Data records –
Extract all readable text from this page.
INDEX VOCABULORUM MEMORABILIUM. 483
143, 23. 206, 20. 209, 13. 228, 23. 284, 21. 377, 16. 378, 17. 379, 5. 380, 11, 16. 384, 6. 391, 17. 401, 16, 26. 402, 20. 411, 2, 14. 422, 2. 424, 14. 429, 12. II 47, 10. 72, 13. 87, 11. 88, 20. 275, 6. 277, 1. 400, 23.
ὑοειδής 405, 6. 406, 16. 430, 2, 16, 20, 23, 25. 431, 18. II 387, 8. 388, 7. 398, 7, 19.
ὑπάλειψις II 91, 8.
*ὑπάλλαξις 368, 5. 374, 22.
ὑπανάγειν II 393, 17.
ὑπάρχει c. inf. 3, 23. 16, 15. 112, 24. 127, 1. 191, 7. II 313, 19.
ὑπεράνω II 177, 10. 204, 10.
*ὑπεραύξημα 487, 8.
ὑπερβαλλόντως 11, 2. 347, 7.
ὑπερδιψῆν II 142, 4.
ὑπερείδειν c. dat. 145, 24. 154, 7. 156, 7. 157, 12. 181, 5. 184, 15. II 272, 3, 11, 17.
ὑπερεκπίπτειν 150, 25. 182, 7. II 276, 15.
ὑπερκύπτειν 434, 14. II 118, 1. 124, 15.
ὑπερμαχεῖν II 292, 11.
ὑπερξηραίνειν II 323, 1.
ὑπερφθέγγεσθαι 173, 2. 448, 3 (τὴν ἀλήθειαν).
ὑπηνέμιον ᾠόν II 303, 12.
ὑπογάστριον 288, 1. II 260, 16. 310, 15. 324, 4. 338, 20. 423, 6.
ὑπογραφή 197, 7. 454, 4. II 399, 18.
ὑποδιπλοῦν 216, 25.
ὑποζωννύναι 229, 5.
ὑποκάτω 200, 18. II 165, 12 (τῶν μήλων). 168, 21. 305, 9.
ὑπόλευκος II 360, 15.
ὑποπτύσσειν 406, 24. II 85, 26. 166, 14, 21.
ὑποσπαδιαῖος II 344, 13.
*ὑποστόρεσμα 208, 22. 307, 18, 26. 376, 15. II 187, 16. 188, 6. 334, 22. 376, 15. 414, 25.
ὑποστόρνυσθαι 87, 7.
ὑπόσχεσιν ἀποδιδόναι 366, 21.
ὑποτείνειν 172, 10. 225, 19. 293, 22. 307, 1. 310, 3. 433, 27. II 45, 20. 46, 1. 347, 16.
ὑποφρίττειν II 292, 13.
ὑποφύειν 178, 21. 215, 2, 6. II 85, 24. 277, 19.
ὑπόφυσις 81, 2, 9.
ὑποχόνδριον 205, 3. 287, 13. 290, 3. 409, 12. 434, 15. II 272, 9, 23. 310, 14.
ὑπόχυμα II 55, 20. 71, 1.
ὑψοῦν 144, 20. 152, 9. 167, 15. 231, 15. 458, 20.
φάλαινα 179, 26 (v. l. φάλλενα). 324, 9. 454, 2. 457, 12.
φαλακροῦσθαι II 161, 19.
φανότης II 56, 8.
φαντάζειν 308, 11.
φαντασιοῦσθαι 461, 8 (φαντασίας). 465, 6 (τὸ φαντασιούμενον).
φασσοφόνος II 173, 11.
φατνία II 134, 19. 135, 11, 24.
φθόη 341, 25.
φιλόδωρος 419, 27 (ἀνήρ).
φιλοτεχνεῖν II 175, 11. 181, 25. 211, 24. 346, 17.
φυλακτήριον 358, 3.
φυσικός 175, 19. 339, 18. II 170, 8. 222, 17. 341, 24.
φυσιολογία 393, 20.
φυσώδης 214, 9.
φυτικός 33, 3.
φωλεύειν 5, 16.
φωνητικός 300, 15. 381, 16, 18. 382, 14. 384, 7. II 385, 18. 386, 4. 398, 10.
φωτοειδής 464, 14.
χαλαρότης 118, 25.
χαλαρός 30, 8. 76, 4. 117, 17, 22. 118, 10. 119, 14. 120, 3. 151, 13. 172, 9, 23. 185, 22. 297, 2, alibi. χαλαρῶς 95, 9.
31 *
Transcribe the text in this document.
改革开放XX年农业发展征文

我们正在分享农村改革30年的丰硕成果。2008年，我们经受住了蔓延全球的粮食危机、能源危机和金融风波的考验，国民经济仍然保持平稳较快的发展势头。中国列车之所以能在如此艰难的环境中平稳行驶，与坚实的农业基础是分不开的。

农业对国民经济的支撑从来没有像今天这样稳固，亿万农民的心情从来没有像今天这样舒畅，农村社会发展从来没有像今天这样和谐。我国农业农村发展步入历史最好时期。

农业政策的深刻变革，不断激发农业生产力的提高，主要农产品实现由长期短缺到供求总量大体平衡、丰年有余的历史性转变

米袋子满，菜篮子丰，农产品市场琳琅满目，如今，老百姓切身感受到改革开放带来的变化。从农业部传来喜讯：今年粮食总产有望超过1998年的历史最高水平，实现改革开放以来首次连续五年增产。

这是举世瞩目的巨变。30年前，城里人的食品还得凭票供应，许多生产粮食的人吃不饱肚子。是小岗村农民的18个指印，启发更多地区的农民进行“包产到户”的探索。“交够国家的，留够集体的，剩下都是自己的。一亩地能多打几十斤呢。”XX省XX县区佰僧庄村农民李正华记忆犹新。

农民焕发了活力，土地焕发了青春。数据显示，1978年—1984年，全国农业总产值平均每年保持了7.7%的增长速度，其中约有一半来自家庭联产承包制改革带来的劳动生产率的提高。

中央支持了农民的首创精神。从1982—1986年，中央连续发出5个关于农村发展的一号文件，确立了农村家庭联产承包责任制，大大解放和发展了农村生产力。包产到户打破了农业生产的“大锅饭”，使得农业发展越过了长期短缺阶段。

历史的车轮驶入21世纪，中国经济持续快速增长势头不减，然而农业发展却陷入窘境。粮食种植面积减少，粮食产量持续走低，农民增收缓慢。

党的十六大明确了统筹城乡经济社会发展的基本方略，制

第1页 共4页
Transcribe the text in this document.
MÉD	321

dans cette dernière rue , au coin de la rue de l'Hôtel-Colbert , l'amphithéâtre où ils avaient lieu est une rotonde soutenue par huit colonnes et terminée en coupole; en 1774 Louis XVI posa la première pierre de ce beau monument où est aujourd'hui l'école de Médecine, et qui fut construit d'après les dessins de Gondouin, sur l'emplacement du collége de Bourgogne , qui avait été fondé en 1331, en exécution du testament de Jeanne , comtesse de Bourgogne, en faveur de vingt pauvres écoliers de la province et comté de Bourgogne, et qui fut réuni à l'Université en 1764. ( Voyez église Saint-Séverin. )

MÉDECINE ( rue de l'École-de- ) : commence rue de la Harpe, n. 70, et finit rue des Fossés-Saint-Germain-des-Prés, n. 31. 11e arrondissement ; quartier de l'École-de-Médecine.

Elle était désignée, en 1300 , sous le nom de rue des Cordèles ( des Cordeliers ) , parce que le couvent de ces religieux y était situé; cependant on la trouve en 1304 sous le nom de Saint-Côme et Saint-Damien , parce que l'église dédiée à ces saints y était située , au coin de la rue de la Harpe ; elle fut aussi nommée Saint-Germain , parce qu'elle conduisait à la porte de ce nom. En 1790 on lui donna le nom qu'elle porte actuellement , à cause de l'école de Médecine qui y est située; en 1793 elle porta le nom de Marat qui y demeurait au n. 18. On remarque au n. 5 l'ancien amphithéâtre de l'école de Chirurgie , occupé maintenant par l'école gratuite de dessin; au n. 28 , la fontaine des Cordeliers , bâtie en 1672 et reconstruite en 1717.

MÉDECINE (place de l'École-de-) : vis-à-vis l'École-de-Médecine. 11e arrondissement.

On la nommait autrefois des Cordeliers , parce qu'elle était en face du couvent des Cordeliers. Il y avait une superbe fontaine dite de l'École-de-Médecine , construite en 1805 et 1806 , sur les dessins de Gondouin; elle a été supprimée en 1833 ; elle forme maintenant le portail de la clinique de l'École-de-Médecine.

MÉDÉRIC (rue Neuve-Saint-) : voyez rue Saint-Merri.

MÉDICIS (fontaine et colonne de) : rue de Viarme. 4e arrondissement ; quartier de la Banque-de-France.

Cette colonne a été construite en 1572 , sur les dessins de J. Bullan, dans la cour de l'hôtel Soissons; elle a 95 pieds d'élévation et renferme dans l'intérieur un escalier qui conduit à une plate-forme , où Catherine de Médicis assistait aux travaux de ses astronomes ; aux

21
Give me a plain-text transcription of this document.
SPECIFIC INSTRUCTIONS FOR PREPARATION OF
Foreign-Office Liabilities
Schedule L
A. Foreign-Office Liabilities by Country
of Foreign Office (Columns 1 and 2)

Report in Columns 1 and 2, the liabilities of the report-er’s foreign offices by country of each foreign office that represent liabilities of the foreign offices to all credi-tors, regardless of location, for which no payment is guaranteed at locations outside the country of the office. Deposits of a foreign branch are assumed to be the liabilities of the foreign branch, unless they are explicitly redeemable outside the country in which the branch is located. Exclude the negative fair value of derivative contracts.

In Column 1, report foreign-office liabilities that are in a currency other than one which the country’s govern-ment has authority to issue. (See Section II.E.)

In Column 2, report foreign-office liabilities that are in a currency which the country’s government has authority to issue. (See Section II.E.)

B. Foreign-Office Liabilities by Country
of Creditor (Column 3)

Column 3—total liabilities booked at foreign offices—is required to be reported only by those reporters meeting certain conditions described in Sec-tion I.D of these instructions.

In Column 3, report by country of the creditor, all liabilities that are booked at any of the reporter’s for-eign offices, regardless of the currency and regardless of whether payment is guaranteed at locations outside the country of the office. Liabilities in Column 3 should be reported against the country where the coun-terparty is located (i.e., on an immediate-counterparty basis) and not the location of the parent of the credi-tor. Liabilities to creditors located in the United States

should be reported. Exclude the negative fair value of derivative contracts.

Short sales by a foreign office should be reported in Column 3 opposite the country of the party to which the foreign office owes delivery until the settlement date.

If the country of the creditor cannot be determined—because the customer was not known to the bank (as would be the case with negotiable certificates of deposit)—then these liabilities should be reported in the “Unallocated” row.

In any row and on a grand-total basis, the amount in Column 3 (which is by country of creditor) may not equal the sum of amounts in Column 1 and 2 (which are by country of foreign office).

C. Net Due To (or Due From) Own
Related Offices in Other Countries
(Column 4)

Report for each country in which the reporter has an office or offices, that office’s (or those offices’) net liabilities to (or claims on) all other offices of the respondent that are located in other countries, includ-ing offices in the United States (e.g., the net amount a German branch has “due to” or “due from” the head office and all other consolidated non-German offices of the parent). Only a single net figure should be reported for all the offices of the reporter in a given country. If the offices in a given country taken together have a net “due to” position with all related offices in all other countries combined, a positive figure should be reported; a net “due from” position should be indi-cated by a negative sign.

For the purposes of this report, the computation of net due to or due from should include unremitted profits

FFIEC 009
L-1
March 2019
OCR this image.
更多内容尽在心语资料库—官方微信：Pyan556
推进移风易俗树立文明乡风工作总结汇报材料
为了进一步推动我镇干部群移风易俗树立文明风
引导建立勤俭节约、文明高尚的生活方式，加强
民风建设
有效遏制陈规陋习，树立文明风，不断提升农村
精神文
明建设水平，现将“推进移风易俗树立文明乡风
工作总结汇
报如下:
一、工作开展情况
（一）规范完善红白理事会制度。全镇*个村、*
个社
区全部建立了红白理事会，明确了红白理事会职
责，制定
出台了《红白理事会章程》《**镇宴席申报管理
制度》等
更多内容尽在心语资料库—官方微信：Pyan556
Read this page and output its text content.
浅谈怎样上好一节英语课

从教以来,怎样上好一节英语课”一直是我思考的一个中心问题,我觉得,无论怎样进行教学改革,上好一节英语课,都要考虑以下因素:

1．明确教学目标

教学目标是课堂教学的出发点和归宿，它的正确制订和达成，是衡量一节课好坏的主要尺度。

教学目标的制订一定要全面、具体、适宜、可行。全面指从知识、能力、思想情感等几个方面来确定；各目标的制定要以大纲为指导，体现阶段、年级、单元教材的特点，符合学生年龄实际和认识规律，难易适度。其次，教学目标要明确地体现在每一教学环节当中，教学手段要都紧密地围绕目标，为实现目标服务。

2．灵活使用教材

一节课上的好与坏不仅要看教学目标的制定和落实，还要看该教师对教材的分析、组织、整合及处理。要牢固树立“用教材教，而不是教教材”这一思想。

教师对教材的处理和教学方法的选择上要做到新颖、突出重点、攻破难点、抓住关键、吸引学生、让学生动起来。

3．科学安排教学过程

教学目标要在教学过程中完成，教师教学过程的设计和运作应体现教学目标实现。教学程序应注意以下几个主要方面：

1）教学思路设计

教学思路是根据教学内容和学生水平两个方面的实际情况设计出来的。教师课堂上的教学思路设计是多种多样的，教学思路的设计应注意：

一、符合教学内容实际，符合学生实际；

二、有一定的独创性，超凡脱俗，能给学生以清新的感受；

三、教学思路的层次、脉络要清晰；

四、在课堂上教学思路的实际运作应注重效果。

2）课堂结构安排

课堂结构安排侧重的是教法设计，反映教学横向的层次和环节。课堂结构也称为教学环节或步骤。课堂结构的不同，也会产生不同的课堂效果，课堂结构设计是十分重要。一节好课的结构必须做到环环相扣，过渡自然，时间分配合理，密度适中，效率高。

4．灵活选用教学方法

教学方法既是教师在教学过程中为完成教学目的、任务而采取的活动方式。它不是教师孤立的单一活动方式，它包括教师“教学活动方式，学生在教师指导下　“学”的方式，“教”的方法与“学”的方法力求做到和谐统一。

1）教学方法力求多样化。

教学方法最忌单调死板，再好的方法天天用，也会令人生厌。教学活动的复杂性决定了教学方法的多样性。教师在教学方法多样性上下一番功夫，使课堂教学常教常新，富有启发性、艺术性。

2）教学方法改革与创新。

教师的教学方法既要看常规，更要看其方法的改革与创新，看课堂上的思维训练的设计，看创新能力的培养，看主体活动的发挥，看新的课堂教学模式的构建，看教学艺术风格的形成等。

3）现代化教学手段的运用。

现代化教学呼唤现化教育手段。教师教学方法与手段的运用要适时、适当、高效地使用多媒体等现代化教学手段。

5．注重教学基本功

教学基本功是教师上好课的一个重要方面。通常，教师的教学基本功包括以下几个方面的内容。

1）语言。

TASK BRIEF – Locate all lines holding the word "these", then copy them out.

CORRECT RESPONSE –
Column 3—total liabilities booked at foreign offices—is required to be reported only by those reporters meeting certain conditions described in Sec-tion I.D of these instructions.
If the country of the creditor cannot be determined—because the customer was not known to the bank (as would be the case with negotiable certificates of deposit)—then these liabilities should be reported in the “Unallocated” row.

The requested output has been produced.